* Your task: Copy each line that contains the word "text".

<<<<

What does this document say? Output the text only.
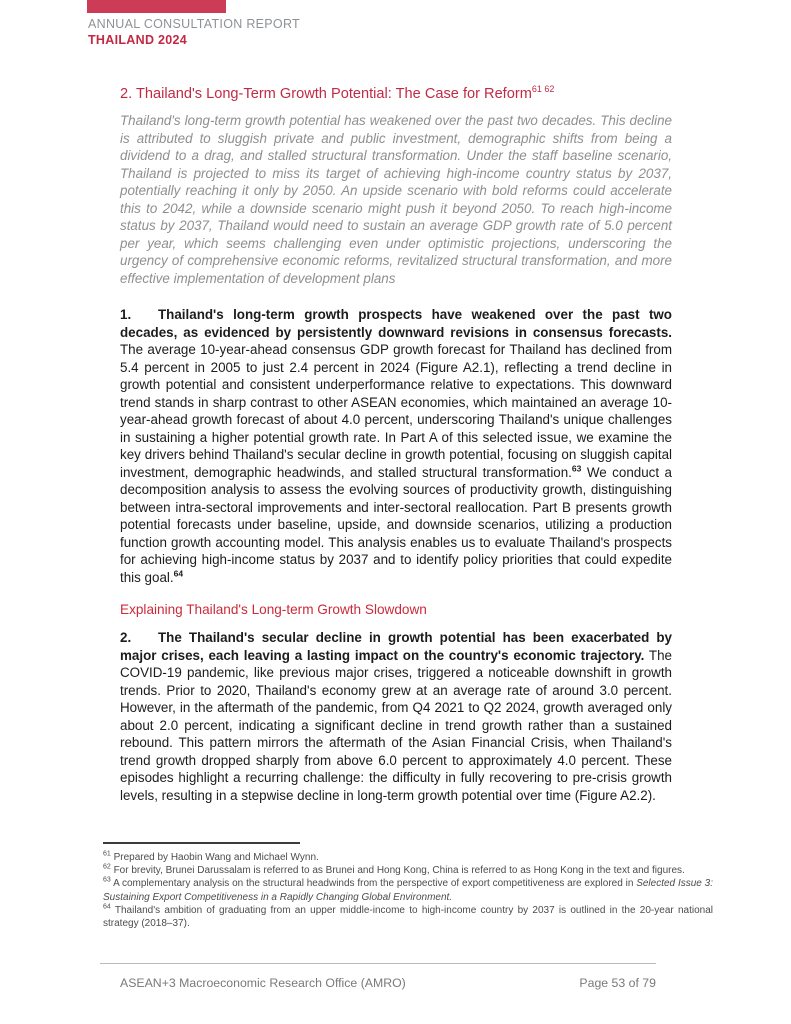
ANNUAL CONSULTATION REPORT
THAILAND 2024
2. Thailand's Long-Term Growth Potential: The Case for Reform$^{61 62}$

Thailand's long-term growth potential has weakened over the past two decades. This decline is attributed to sluggish private and public investment, demographic shifts from being a dividend to a drag, and stalled structural transformation. Under the staff baseline scenario, Thailand is projected to miss its target of achieving high-income country status by 2037, potentially reaching it only by 2050. An upside scenario with bold reforms could accelerate this to 2042, while a downside scenario might push it beyond 2050. To reach high-income status by 2037, Thailand would need to sustain an average GDP growth rate of 5.0 percent per year, which seems challenging even under optimistic projections, underscoring the urgency of comprehensive economic reforms, revitalized structural transformation, and more effective implementation of development plans

1. Thailand's long-term growth prospects have weakened over the past two decades, as evidenced by persistently downward revisions in consensus forecasts. The average 10-year-ahead consensus GDP growth forecast for Thailand has declined from 5.4 percent in 2005 to just 2.4 percent in 2024 (Figure A2.1), reflecting a trend decline in growth potential and consistent underperformance relative to expectations. This downward trend stands in sharp contrast to other ASEAN economies, which maintained an average 10-year-ahead growth forecast of about 4.0 percent, underscoring Thailand's unique challenges in sustaining a higher potential growth rate. In Part A of this selected issue, we examine the key drivers behind Thailand's secular decline in growth potential, focusing on sluggish capital investment, demographic headwinds, and stalled structural transformation.$^{63}$ We conduct a decomposition analysis to assess the evolving sources of productivity growth, distinguishing between intra-sectoral improvements and inter-sectoral reallocation. Part B presents growth potential forecasts under baseline, upside, and downside scenarios, utilizing a production function growth accounting model. This analysis enables us to evaluate Thailand's prospects for achieving high-income status by 2037 and to identify policy priorities that could expedite this goal.$^{64}$

Explaining Thailand's Long-term Growth Slowdown

2. The Thailand's secular decline in growth potential has been exacerbated by major crises, each leaving a lasting impact on the country's economic trajectory. The COVID-19 pandemic, like previous major crises, triggered a noticeable downshift in growth trends. Prior to 2020, Thailand's economy grew at an average rate of around 3.0 percent. However, in the aftermath of the pandemic, from Q4 2021 to Q2 2024, growth averaged only about 2.0 percent, indicating a significant decline in trend growth rather than a sustained rebound. This pattern mirrors the aftermath of the Asian Financial Crisis, when Thailand's trend growth dropped sharply from above 6.0 percent to approximately 4.0 percent. These episodes highlight a recurring challenge: the difficulty in fully recovering to pre-crisis growth levels, resulting in a stepwise decline in long-term growth potential over time (Figure A2.2).

$^{61}$ Prepared by Haobin Wang and Michael Wynn.

$^{62}$ For brevity, Brunei Darussalam is referred to as Brunei and Hong Kong, China is referred to as Hong Kong in the text and figures.

$^{63}$ A complementary analysis on the structural headwinds from the perspective of export competitiveness are explored in Selected Issue 3: Sustaining Export Competitiveness in a Rapidly Changing Global Environment.

$^{64}$ Thailand's ambition of graduating from an upper middle-income to high-income country by 2037 is outlined in the 20-year national strategy (2018–37).

ASEAN+3 Macroeconomic Research Office (AMRO)	Page 53 of 79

>>>>

* Response to the task:
What does this document say? Output the text only.
$^{62}$ For brevity, Brunei Darussalam is referred to as Brunei and Hong Kong, China is referred to as Hong Kong in the text and figures.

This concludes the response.